**Directions**. Repeat the whole listing exactly.

**Stored rows**.
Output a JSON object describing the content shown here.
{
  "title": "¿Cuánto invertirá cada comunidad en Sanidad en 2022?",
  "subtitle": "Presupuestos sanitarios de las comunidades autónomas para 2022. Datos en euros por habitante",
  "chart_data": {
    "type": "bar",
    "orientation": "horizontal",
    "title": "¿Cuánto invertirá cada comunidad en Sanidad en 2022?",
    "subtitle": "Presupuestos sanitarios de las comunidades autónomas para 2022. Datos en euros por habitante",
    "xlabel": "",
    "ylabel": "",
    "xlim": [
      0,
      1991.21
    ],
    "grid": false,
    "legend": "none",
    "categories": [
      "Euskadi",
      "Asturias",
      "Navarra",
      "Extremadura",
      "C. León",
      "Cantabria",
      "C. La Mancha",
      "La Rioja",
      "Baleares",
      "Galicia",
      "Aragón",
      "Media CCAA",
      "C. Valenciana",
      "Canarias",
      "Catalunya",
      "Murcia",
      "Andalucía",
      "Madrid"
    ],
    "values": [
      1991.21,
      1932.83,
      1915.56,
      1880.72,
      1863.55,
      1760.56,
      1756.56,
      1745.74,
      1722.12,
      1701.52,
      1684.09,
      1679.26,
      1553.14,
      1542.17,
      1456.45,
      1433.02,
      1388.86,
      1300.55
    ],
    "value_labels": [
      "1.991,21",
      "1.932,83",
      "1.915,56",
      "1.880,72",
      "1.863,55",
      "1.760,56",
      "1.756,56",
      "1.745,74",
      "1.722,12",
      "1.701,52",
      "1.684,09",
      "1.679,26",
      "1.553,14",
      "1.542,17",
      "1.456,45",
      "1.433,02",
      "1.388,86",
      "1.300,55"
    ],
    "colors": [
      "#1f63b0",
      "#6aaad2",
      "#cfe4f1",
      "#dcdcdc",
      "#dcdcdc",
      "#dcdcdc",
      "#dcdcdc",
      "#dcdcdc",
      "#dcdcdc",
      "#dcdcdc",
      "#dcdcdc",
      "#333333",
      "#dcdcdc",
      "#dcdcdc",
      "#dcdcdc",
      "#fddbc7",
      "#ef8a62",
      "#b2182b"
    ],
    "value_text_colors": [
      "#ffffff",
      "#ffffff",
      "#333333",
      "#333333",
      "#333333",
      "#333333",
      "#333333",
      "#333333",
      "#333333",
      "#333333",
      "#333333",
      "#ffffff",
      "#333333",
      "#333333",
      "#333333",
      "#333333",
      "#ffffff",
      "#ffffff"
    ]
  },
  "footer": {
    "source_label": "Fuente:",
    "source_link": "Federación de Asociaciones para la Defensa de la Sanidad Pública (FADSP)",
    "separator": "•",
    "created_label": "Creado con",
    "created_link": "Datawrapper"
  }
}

**Completed exercise**.
Output a JSON object describing the content shown here.
{
  "title": "¿Cuánto invertirá cada comunidad en Sanidad en 2022?",
  "subtitle": "Presupuestos sanitarios de las comunidades autónomas para 2022. Datos en euros por habitante",
  "chart_data": {
    "type": "bar",
    "orientation": "horizontal",
    "title": "¿Cuánto invertirá cada comunidad en Sanidad en 2022?",
    "subtitle": "Presupuestos sanitarios de las comunidades autónomas para 2022. Datos en euros por habitante",
    "xlabel": "",
    "ylabel": "",
    "xlim": [
      0,
      1991.21
    ],
    "grid": false,
    "legend": "none",
    "categories": [
      "Euskadi",
      "Asturias",
      "Navarra",
      "Extremadura",
      "C. León",
      "Cantabria",
      "C. La Mancha",
      "La Rioja",
      "Baleares",
      "Galicia",
      "Aragón",
      "Media CCAA",
      "C. Valenciana",
      "Canarias",
      "Catalunya",
      "Murcia",
      "Andalucía",
      "Madrid"
    ],
    "values": [
      1991.21,
      1932.83,
      1915.56,
      1880.72,
      1863.55,
      1760.56,
      1756.56,
      1745.74,
      1722.12,
      1701.52,
      1684.09,
      1679.26,
      1553.14,
      1542.17,
      1456.45,
      1433.02,
      1388.86,
      1300.55
    ],
    "value_labels": [
      "1.991,21",
      "1.932,83",
      "1.915,56",
      "1.880,72",
      "1.863,55",
      "1.760,56",
      "1.756,56",
      "1.745,74",
      "1.722,12",
      "1.701,52",
      "1.684,09",
      "1.679,26",
      "1.553,14",
      "1.542,17",
      "1.456,45",
      "1.433,02",
      "1.388,86",
      "1.300,55"
    ],
    "colors": [
      "#1f63b0",
      "#6aaad2",
      "#cfe4f1",
      "#dcdcdc",
      "#dcdcdc",
      "#dcdcdc",
      "#dcdcdc",
      "#dcdcdc",
      "#dcdcdc",
      "#dcdcdc",
      "#dcdcdc",
      "#333333",
      "#dcdcdc",
      "#dcdcdc",
      "#dcdcdc",
      "#fddbc7",
      "#ef8a62",
      "#b2182b"
    ],
    "value_text_colors": [
      "#ffffff",
      "#ffffff",
      "#333333",
      "#333333",
      "#333333",
      "#333333",
      "#333333",
      "#333333",
      "#333333",
      "#333333",
      "#333333",
      "#ffffff",
      "#333333",
      "#333333",
      "#333333",
      "#333333",
      "#ffffff",
      "#ffffff"
    ]
  },
  "footer": {
    "source_label": "Fuente:",
    "source_link": "Federación de Asociaciones para la Defensa de la Sanidad Pública (FADSP)",
    "separator": "•",
    "created_label": "Creado con",
    "created_link": "Datawrapper"
  }
}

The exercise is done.